Written problem -> Find all lines in the records that include the word "Pilot", and copy them out.

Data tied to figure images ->
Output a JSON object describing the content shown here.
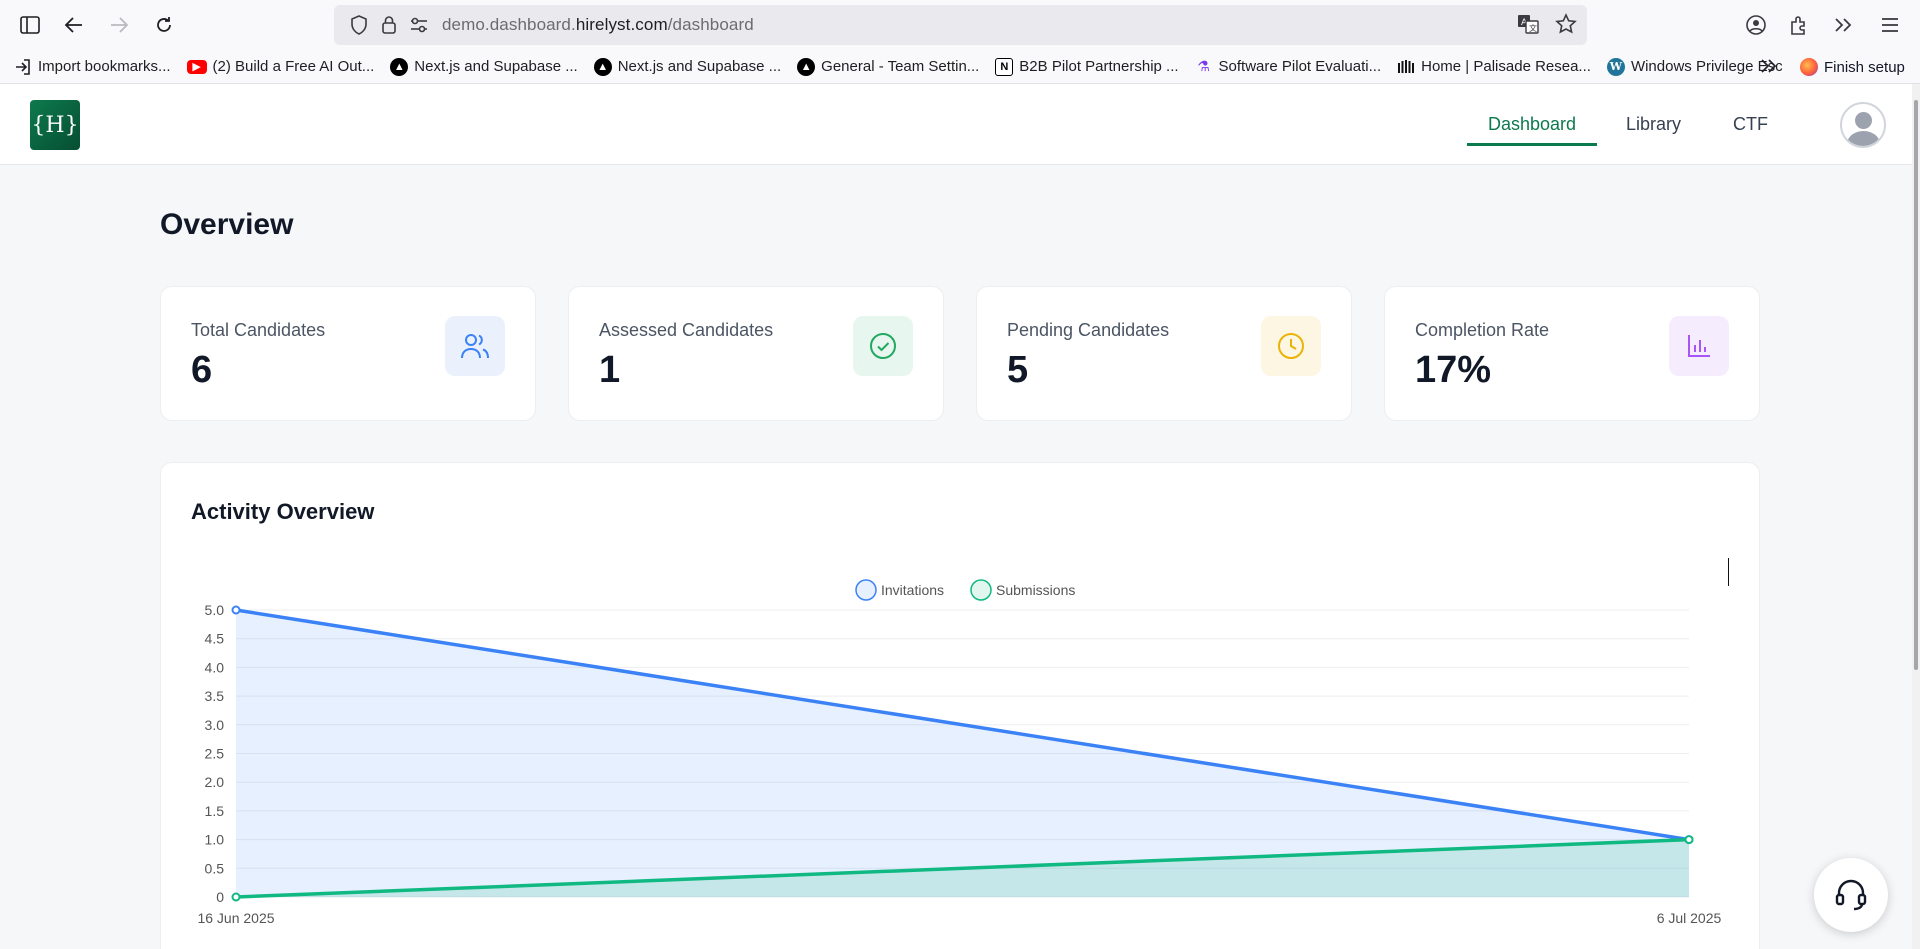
{
  "browser": {
    "url_prefix": "demo.dashboard.",
    "url_domain": "hirelyst.com",
    "url_path": "/dashboard"
  },
  "bookmarks": [
    {
      "label": "Import bookmarks...",
      "icon": "import-icon"
    },
    {
      "label": "(2) Build a Free AI Out...",
      "icon": "youtube-icon"
    },
    {
      "label": "Next.js and Supabase ...",
      "icon": "vercel-icon"
    },
    {
      "label": "Next.js and Supabase ...",
      "icon": "vercel-icon"
    },
    {
      "label": "General - Team Settin...",
      "icon": "vercel-icon"
    },
    {
      "label": "B2B Pilot Partnership ...",
      "icon": "notion-icon"
    },
    {
      "label": "Software Pilot Evaluati...",
      "icon": "flask-icon"
    },
    {
      "label": "Home | Palisade Resea...",
      "icon": "palisade-icon"
    },
    {
      "label": "Windows Privilege Esc",
      "icon": "wordpress-icon"
    }
  ],
  "bookmark_last": "Finish setup",
  "app": {
    "logo_text": "{H}",
    "nav": [
      {
        "label": "Dashboard",
        "active": true
      },
      {
        "label": "Library",
        "active": false
      },
      {
        "label": "CTF",
        "active": false
      }
    ]
  },
  "main": {
    "title": "Overview",
    "stats": [
      {
        "label": "Total Candidates",
        "value": "6",
        "icon": "users-icon",
        "icon_color": "#3b82f6",
        "icon_bg": "#eaf1fd"
      },
      {
        "label": "Assessed Candidates",
        "value": "1",
        "icon": "check-circle-icon",
        "icon_color": "#22a861",
        "icon_bg": "#e7f6ee"
      },
      {
        "label": "Pending Candidates",
        "value": "5",
        "icon": "clock-icon",
        "icon_color": "#eab308",
        "icon_bg": "#fdf6e3"
      },
      {
        "label": "Completion Rate",
        "value": "17%",
        "icon": "bar-chart-icon",
        "icon_color": "#a855f7",
        "icon_bg": "#f5ecfd"
      }
    ],
    "activity_title": "Activity Overview"
  },
  "chart_data": {
    "type": "area",
    "x": [
      "16 Jun 2025",
      "6 Jul 2025"
    ],
    "series": [
      {
        "name": "Invitations",
        "values": [
          5,
          1
        ],
        "color": "#3b82f6"
      },
      {
        "name": "Submissions",
        "values": [
          0,
          1
        ],
        "color": "#10b981"
      }
    ],
    "yticks": [
      "0",
      "0.5",
      "1.0",
      "1.5",
      "2.0",
      "2.5",
      "3.0",
      "3.5",
      "4.0",
      "4.5",
      "5.0"
    ],
    "ylim": [
      0,
      5
    ],
    "grid": true,
    "legend": "top-center"
  }
}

Solution ->
      "label": "B2B Pilot Partnership ...",
      "label": "Software Pilot Evaluati...",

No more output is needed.